### Work required
Search the records that follow and extract every line containing the string "изложить".

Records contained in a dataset
(begin)

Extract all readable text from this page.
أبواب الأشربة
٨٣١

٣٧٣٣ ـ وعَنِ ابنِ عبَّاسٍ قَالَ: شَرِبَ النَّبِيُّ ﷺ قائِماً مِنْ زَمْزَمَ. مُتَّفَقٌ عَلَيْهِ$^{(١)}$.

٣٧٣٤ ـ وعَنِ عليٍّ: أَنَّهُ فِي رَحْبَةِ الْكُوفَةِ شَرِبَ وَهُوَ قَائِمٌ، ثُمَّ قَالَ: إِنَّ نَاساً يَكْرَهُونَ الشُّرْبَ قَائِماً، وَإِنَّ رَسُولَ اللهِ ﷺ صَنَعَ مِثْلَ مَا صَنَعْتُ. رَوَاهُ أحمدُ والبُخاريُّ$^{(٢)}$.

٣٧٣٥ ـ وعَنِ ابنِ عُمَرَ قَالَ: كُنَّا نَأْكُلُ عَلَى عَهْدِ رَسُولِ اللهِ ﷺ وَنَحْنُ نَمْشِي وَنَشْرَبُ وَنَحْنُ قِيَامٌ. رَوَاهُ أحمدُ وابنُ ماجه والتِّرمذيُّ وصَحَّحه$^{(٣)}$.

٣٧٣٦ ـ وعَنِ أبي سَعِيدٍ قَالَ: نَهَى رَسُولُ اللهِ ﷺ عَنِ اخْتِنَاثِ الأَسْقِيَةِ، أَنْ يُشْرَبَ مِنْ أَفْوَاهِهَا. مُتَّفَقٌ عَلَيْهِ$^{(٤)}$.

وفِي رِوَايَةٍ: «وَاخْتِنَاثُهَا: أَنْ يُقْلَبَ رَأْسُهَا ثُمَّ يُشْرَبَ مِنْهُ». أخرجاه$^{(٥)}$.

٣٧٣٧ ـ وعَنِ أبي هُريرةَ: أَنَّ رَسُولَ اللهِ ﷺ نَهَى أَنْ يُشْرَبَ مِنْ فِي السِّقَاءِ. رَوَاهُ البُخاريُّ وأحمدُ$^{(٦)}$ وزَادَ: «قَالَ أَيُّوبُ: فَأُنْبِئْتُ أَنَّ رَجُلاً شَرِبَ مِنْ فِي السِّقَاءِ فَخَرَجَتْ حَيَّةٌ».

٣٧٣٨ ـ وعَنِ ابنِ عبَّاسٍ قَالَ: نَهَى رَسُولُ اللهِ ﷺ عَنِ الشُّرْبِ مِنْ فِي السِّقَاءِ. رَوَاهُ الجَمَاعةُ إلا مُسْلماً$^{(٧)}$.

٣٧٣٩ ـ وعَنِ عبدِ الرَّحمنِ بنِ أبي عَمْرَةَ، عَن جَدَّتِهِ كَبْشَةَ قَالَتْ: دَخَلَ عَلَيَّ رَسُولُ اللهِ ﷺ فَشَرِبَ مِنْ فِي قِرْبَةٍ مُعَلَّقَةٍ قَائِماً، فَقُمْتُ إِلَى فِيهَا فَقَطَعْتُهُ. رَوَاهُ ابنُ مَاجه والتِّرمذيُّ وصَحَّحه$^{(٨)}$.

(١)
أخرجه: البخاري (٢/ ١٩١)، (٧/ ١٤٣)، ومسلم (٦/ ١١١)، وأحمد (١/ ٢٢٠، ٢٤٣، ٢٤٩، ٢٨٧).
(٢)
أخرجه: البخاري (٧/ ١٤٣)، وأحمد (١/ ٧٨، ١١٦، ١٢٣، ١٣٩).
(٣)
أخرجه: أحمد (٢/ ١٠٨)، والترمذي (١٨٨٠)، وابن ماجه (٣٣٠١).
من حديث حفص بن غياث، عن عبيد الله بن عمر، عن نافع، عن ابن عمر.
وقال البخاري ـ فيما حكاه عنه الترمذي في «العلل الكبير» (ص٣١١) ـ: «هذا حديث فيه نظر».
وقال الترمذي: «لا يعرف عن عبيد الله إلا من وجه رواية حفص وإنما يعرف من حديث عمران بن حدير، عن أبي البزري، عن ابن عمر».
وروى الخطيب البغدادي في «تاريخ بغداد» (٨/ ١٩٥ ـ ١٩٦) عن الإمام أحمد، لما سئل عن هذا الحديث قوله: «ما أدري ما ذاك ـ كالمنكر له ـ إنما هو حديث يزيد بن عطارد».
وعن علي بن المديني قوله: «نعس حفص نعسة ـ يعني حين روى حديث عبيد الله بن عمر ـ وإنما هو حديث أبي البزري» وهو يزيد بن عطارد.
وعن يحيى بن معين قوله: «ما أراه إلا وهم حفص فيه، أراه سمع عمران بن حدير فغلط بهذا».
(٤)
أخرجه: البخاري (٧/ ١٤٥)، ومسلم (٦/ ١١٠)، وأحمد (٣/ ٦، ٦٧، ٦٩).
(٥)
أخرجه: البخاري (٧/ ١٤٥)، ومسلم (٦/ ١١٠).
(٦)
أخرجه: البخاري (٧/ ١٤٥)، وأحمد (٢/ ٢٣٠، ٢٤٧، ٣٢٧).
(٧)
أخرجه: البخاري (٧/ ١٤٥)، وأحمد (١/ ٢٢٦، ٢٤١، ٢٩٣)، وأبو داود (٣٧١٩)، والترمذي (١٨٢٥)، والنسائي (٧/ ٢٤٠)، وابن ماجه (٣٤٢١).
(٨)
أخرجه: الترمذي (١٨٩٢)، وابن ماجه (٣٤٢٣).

(end)
(begin)

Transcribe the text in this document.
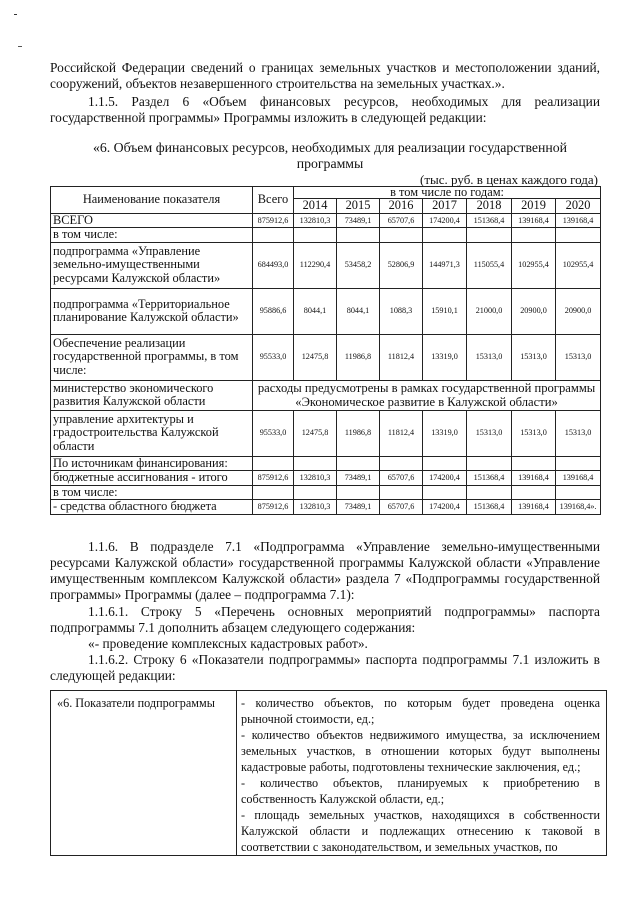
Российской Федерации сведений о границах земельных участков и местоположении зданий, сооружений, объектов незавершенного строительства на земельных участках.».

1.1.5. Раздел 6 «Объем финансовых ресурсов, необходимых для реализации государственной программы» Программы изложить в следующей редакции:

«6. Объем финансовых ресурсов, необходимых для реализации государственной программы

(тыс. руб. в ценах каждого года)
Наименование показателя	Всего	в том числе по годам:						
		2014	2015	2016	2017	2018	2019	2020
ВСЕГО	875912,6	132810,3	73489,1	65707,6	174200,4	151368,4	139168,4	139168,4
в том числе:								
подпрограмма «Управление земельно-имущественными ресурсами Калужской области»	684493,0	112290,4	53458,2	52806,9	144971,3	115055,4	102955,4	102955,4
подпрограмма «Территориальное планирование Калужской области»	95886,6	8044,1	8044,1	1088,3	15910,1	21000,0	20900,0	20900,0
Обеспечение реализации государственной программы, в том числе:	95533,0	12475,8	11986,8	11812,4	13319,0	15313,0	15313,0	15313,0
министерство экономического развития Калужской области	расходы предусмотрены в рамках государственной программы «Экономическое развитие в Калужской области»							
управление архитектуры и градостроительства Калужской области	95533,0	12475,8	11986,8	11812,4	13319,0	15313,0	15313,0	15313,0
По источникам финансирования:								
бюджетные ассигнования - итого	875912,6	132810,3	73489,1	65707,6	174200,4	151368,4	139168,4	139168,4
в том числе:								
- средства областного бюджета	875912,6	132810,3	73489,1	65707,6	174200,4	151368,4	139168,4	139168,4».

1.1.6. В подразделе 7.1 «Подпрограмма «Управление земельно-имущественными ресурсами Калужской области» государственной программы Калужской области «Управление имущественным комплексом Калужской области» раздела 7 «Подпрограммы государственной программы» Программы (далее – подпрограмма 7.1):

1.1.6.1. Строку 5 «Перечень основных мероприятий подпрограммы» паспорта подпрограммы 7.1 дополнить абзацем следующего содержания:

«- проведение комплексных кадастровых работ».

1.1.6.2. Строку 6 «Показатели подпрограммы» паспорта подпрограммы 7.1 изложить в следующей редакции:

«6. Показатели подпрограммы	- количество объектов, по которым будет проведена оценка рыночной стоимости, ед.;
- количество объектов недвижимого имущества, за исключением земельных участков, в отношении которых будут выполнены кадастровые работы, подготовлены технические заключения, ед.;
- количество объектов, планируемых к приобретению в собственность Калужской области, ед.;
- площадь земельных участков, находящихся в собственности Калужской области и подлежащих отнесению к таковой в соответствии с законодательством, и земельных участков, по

(end)

### The result
1.1.5. Раздел 6 «Объем финансовых ресурсов, необходимых для реализации государственной программы» Программы изложить в следующей редакции:
1.1.6.2. Строку 6 «Показатели подпрограммы» паспорта подпрограммы 7.1 изложить в следующей редакции:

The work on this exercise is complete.